What you need to do
Wherever the word "ylabel" appears in a line, copy that line.

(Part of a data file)
◆ ◆ ◆ ◆ ◆
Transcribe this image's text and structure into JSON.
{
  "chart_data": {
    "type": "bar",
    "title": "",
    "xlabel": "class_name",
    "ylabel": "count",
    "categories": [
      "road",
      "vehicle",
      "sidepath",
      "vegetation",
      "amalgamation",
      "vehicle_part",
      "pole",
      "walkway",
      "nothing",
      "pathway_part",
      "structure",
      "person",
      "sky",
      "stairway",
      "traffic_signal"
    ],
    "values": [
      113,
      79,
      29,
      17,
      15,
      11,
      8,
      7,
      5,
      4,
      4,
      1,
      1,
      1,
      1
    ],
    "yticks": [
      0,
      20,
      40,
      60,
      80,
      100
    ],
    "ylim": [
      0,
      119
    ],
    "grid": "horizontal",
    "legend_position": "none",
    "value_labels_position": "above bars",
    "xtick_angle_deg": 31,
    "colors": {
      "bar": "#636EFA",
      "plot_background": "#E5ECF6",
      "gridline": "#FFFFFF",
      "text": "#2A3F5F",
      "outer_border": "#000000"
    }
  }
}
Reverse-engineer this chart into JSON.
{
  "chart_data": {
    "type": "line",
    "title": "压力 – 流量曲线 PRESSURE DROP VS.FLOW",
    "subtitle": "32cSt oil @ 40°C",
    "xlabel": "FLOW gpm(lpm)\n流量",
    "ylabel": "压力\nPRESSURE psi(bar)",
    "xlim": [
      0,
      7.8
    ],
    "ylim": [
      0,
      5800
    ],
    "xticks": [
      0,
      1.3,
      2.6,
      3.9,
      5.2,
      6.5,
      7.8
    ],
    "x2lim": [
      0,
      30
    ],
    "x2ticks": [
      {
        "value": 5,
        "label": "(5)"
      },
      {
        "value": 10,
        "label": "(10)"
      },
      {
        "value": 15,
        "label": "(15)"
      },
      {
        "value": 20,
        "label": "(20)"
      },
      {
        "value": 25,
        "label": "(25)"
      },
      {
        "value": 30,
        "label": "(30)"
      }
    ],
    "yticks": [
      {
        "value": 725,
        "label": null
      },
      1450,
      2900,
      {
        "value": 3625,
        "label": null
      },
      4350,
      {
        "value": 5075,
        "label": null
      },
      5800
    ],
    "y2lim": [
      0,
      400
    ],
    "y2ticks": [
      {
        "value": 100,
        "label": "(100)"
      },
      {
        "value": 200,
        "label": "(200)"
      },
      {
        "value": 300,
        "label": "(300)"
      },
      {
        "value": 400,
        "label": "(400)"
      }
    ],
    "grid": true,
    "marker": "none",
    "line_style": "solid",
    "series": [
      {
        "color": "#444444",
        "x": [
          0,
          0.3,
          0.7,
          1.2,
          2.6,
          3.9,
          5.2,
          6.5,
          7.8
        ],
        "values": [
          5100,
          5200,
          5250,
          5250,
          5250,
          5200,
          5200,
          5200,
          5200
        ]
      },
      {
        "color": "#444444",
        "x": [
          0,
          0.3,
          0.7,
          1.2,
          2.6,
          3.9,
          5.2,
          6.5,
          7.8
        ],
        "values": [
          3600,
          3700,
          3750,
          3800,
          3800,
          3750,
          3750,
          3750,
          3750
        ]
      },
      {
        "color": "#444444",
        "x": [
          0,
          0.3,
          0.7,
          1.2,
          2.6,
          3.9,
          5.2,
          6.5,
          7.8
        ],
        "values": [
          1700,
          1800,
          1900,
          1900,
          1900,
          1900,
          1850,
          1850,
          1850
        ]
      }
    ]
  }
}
◆ ◆ ◆ ◆ ◆
Complete response
    "ylabel": "count",
    "ylabel": "压力\nPRESSURE psi(bar)",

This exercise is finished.